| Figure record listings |
+ + + +

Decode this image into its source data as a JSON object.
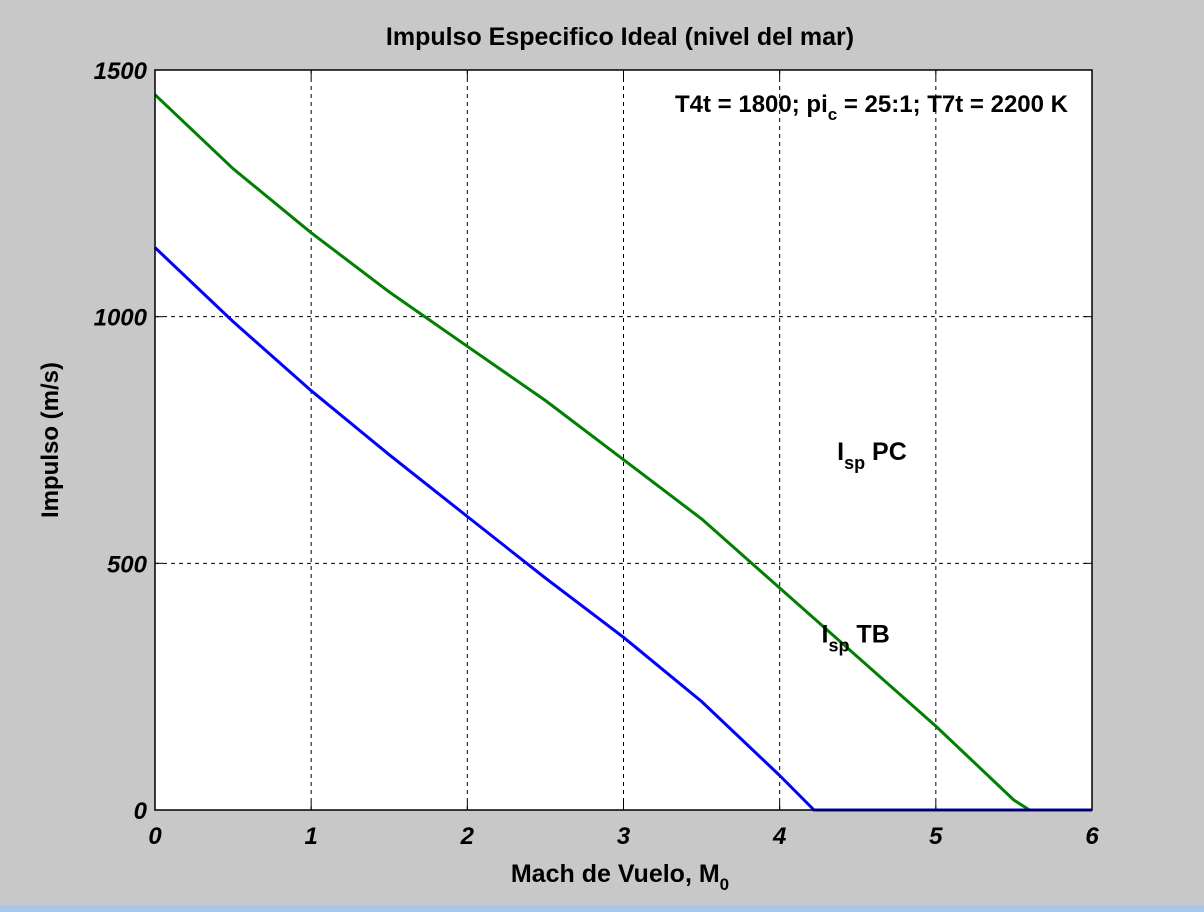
{
  "chart_data": {
    "type": "line",
    "title": "Impulso Especifico Ideal (nivel del mar)",
    "xlabel": {
      "main": "Mach de Vuelo, M",
      "sub": "0"
    },
    "ylabel": "Impulso (m/s)",
    "xlim": [
      0,
      6
    ],
    "ylim": [
      0,
      1500
    ],
    "xticks": [
      0,
      1,
      2,
      3,
      4,
      5,
      6
    ],
    "yticks": [
      0,
      500,
      1000,
      1500
    ],
    "grid": true,
    "annotation": {
      "parts": [
        {
          "text": "T4t = 1800; pi",
          "sub": false
        },
        {
          "text": "c",
          "sub": true
        },
        {
          "text": " = 25:1; T7t = 2200 K",
          "sub": false
        }
      ]
    },
    "series": [
      {
        "name": "I_sp PC",
        "label": {
          "main": "I",
          "sub": "sp",
          "rest": " PC"
        },
        "color": "#008000",
        "x": [
          0,
          0.5,
          1.0,
          1.5,
          2.0,
          2.5,
          3.0,
          3.5,
          4.0,
          4.5,
          5.0,
          5.5,
          5.6,
          6.0
        ],
        "y": [
          1450,
          1300,
          1170,
          1050,
          940,
          830,
          710,
          590,
          450,
          310,
          170,
          20,
          0,
          0
        ]
      },
      {
        "name": "I_sp TB",
        "label": {
          "main": "I",
          "sub": "sp",
          "rest": " TB"
        },
        "color": "#0000ff",
        "x": [
          0,
          0.5,
          1.0,
          1.5,
          2.0,
          2.5,
          3.0,
          3.5,
          4.0,
          4.22,
          4.5,
          5.0,
          5.5,
          6.0
        ],
        "y": [
          1140,
          990,
          850,
          720,
          595,
          470,
          350,
          220,
          70,
          0,
          0,
          0,
          0,
          0
        ]
      }
    ]
  },
  "colors": {
    "figure_bg": "#c8c8c8",
    "axes_bg": "#ffffff",
    "bottom_strip": "#a9c7e8"
  }
}
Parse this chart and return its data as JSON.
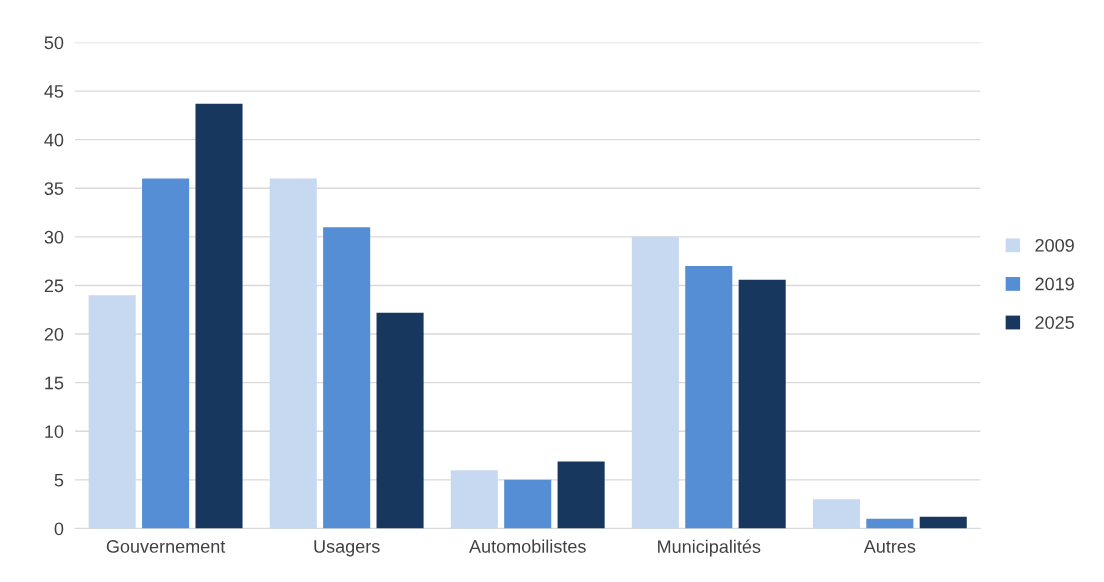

+ + + +

| TASK BRIEF |
Return all of the data exactly as written, and drop the pictures.

| CORRECT RESPONSE |
Decode this image into its source data as a JSON object.
{
  "chart_data": {
    "type": "line",
    "title": "Impulso Especifico Ideal (nivel del mar)",
    "xlabel": {
      "main": "Mach de Vuelo, M",
      "sub": "0"
    },
    "ylabel": "Impulso (m/s)",
    "xlim": [
      0,
      6
    ],
    "ylim": [
      0,
      1500
    ],
    "xticks": [
      0,
      1,
      2,
      3,
      4,
      5,
      6
    ],
    "yticks": [
      0,
      500,
      1000,
      1500
    ],
    "grid": true,
    "annotation": {
      "parts": [
        {
          "text": "T4t = 1800; pi",
          "sub": false
        },
        {
          "text": "c",
          "sub": true
        },
        {
          "text": " = 25:1; T7t = 2200 K",
          "sub": false
        }
      ]
    },
    "series": [
      {
        "name": "I_sp PC",
        "label": {
          "main": "I",
          "sub": "sp",
          "rest": " PC"
        },
        "color": "#008000",
        "x": [
          0,
          0.5,
          1.0,
          1.5,
          2.0,
          2.5,
          3.0,
          3.5,
          4.0,
          4.5,
          5.0,
          5.5,
          5.6,
          6.0
        ],
        "y": [
          1450,
          1300,
          1170,
          1050,
          940,
          830,
          710,
          590,
          450,
          310,
          170,
          20,
          0,
          0
        ]
      },
      {
        "name": "I_sp TB",
        "label": {
          "main": "I",
          "sub": "sp",
          "rest": " TB"
        },
        "color": "#0000ff",
        "x": [
          0,
          0.5,
          1.0,
          1.5,
          2.0,
          2.5,
          3.0,
          3.5,
          4.0,
          4.22,
          4.5,
          5.0,
          5.5,
          6.0
        ],
        "y": [
          1140,
          990,
          850,
          720,
          595,
          470,
          350,
          220,
          70,
          0,
          0,
          0,
          0,
          0
        ]
      }
    ]
  },
  "colors": {
    "figure_bg": "#c8c8c8",
    "axes_bg": "#ffffff",
    "bottom_strip": "#a9c7e8"
  }
}
Parse this chart and return its data as JSON.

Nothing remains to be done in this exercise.